- Materials provided -
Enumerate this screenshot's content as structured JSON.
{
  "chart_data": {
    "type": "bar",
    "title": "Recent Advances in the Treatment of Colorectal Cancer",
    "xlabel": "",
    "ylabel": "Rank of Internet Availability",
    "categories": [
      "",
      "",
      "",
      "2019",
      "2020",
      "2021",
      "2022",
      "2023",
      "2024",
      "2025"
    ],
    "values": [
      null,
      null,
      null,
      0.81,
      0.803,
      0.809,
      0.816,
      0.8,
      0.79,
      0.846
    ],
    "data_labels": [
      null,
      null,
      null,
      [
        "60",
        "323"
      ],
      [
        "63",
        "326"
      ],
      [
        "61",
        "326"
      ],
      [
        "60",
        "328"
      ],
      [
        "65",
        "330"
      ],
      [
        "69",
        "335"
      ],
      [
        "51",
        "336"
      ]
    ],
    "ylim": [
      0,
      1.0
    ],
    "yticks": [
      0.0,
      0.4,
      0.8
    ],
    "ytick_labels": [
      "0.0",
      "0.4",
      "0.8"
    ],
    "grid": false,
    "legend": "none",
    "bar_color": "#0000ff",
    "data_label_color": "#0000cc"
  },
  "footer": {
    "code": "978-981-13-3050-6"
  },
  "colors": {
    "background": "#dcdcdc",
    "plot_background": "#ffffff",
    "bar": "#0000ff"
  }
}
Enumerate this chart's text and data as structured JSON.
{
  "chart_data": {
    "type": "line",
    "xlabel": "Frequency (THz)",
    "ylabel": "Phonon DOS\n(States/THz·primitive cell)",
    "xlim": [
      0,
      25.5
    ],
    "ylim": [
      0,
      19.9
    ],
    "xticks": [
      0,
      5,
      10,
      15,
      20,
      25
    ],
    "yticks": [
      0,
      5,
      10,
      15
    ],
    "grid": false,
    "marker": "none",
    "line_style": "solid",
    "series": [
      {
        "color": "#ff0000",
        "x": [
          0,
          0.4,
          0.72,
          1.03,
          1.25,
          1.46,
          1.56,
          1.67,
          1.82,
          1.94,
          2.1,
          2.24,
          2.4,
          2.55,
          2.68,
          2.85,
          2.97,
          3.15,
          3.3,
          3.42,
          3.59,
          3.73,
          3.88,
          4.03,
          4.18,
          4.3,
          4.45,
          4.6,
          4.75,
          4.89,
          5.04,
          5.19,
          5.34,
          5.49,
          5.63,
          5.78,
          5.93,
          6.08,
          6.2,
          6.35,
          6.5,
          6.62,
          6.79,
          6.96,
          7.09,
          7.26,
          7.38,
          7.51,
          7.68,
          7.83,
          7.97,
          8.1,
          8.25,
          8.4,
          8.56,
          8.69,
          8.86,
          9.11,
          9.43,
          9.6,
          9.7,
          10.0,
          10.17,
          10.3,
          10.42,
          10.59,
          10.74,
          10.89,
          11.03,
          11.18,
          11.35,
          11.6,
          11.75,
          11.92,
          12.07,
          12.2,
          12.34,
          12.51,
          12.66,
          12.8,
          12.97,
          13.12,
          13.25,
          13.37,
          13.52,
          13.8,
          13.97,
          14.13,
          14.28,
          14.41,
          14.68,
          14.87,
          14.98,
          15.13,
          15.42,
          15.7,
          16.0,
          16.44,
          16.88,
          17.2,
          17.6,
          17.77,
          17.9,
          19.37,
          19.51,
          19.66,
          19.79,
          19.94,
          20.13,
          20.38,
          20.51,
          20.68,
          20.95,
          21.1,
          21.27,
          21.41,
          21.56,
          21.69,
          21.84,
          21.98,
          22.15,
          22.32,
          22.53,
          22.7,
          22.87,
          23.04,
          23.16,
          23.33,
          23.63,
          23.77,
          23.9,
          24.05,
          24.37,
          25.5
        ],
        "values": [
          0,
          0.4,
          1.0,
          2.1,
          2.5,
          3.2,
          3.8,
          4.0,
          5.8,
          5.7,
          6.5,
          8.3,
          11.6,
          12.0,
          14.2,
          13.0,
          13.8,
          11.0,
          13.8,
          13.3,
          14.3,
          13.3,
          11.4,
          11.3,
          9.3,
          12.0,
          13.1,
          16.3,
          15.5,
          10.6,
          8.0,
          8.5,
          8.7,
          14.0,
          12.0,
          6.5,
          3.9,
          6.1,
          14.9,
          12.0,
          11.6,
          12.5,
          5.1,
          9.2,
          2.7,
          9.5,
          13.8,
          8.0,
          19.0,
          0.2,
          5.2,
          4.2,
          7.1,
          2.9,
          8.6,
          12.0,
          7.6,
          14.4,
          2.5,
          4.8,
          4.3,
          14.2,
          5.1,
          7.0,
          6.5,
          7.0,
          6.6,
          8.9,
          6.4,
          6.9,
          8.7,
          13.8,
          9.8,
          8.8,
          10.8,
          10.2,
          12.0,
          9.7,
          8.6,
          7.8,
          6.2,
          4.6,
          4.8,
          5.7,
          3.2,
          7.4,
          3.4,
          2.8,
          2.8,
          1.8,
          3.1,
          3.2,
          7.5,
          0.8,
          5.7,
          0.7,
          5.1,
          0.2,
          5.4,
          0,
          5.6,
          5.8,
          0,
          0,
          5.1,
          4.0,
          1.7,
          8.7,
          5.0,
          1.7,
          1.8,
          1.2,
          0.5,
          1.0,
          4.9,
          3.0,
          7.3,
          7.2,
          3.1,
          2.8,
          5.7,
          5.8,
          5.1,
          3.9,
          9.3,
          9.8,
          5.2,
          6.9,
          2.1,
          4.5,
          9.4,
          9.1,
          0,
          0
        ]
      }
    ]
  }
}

- Task to carry out -
What is the number of lines that hold the string "structured"? Give it alone.

- Result -
2